▶ [Document section]:
########################################

Last January, in the process of explaining how some major federal agency actions, like the Food and Drug Administration’s pending guidelines on FDA-regulated entities’ use of social media, would evade President Obama’s executive order on regulation, we parroted FDA’s claim that the guidelines would be out in the first quarter of 2011.

Well, here it is the first day of the second quarter of 2011, and news is circulating that FDA is delaying the guidelines’ release with no end in sight. A statement attributed to FDA is a model of opacity from an agency whose decision-making process is famously non-transparent:

It is difficult to provide a timeframe for the issuance of our guidances due to the extensive work and review process, or “Good Guidance Practices” (GGPs), which ensures that FDA’s stakeholders are provided well vetted guidances articulating FDA’s current thinking on a topic.

########################################

▶ [Data excerpts]:
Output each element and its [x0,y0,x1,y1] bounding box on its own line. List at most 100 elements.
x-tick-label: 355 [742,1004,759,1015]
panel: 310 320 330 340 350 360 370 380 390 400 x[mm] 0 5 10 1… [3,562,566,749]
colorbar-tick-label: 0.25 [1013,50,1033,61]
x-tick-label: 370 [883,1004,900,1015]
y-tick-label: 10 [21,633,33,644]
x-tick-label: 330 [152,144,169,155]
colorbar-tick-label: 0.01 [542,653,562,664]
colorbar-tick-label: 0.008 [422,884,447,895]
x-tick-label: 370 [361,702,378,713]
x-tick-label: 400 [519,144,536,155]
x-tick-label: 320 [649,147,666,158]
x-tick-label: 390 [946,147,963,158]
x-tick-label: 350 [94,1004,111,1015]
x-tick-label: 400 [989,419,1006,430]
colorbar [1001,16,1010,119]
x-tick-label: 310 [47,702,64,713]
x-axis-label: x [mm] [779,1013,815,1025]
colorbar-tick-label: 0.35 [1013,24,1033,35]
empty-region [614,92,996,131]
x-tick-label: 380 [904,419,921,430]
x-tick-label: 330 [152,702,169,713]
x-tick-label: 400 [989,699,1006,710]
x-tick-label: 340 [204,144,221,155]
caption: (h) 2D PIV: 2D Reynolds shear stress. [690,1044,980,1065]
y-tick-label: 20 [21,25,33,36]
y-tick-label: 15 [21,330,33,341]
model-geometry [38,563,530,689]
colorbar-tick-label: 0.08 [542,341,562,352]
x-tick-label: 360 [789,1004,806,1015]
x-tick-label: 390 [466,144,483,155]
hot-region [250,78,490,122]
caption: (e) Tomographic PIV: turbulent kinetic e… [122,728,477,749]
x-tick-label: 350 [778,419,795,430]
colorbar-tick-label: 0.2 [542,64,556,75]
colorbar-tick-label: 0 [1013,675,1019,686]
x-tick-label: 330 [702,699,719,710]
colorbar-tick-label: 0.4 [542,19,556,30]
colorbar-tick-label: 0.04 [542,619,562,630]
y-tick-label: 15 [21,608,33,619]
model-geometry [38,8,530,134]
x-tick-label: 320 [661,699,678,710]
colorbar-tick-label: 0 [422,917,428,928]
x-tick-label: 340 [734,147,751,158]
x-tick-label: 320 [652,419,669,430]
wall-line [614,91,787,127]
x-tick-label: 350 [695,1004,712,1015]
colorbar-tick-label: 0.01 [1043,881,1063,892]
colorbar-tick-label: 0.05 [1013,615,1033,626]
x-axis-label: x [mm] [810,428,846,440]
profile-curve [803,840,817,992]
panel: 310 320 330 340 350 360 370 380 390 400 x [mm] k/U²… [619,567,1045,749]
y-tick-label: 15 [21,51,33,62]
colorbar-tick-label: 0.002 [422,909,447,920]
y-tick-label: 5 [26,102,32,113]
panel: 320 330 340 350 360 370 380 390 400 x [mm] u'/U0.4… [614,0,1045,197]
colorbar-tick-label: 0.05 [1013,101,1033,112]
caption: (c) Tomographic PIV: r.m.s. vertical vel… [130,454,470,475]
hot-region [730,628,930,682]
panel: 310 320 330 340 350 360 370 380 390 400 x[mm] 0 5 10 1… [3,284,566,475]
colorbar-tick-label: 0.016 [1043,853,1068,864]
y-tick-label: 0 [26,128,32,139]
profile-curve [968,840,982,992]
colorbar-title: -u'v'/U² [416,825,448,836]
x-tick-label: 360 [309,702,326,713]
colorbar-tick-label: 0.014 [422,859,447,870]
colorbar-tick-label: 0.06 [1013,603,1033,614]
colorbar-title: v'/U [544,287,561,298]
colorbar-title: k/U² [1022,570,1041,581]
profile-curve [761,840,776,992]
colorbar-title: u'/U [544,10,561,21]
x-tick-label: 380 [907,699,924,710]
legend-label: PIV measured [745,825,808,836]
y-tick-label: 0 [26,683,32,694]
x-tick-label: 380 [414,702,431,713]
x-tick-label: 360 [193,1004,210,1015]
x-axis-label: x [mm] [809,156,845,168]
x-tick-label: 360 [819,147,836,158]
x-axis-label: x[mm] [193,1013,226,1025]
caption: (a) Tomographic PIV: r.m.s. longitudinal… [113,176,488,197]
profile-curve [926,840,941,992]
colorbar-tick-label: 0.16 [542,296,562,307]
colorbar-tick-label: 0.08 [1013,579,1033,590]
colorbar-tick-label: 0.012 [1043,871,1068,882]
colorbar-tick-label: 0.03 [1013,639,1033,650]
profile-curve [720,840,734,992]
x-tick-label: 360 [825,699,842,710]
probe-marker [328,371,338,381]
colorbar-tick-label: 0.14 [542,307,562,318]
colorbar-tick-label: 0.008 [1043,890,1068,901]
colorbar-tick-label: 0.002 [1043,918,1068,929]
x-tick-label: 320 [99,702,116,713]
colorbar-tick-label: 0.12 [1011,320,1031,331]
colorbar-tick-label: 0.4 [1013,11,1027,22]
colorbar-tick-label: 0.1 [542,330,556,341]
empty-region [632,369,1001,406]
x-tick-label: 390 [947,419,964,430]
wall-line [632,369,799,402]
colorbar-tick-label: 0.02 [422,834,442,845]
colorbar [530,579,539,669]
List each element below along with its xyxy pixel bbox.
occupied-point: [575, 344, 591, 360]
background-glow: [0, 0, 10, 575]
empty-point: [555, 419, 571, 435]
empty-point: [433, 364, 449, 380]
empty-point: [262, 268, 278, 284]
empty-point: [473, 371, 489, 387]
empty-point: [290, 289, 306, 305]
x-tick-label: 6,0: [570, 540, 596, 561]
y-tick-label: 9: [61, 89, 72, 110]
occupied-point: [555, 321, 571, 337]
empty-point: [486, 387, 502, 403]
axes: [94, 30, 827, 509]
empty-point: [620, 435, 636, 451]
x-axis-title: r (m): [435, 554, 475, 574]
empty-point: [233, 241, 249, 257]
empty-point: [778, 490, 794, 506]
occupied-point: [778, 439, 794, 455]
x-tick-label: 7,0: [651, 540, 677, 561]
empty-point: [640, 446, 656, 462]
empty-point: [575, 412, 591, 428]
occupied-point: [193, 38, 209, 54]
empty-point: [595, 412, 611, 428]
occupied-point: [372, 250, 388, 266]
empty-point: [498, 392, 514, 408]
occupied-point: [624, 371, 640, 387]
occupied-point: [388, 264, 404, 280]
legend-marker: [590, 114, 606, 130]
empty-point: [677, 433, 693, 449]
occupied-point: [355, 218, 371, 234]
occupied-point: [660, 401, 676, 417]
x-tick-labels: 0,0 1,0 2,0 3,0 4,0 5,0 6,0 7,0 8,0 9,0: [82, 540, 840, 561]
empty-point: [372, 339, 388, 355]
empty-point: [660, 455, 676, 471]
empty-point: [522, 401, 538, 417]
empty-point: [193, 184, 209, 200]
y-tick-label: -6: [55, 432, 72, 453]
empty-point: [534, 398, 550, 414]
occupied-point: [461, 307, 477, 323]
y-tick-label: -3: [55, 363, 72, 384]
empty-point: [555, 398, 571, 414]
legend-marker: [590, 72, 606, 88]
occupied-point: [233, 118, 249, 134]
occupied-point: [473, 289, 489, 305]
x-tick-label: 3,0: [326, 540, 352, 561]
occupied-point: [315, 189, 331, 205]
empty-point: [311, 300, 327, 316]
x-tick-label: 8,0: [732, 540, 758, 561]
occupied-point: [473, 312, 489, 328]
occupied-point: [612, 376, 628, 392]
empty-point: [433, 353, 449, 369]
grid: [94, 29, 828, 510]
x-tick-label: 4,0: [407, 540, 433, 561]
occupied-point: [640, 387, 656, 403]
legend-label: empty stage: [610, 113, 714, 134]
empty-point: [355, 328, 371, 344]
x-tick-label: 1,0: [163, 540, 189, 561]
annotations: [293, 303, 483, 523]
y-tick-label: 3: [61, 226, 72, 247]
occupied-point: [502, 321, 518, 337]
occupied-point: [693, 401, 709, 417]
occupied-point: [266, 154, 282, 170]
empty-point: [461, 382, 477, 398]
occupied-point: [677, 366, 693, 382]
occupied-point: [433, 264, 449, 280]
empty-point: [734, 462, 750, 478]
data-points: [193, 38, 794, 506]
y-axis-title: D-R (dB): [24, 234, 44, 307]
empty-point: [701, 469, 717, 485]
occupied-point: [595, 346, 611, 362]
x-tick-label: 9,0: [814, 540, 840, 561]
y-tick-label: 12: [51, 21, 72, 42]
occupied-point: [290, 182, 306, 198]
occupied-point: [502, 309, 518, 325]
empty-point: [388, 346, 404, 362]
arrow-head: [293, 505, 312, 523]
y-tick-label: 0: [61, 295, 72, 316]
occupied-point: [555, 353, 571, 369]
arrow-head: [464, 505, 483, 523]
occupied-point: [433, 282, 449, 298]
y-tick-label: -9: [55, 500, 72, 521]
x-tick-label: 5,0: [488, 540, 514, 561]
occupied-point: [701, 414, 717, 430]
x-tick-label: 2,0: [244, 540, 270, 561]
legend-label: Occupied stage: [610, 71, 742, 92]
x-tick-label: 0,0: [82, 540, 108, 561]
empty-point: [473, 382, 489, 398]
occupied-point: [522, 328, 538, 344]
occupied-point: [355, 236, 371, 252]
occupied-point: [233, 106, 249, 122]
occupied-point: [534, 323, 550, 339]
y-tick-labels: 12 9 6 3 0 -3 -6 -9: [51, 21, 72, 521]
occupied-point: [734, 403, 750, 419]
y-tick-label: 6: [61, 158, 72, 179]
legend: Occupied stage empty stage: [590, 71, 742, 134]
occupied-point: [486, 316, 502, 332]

########################################

▶ [The problem]: Carry on the piece about the FDA's delayed social media guidelines, picking up right after the quoted agency statement.

▶ [Answer for this exercise]:
The repeated delays and the timing of FDA’s most recent non-release announcement inspired a lampooning April Fool’s statement from Medical Media and MarketingFor those health product companies wishing to disemminate information in a 21st Century manner, and for the patients who would benefit from such efforts, however, the FDA’s pedantic pace is no joke.  Formal rulemaking with due process protections here would be preferred. But agency guidelines are far preferrable to the current situation, which leaves drug, device, and biotech businesses at the whim of FDA bureaucrats wielding warning letters.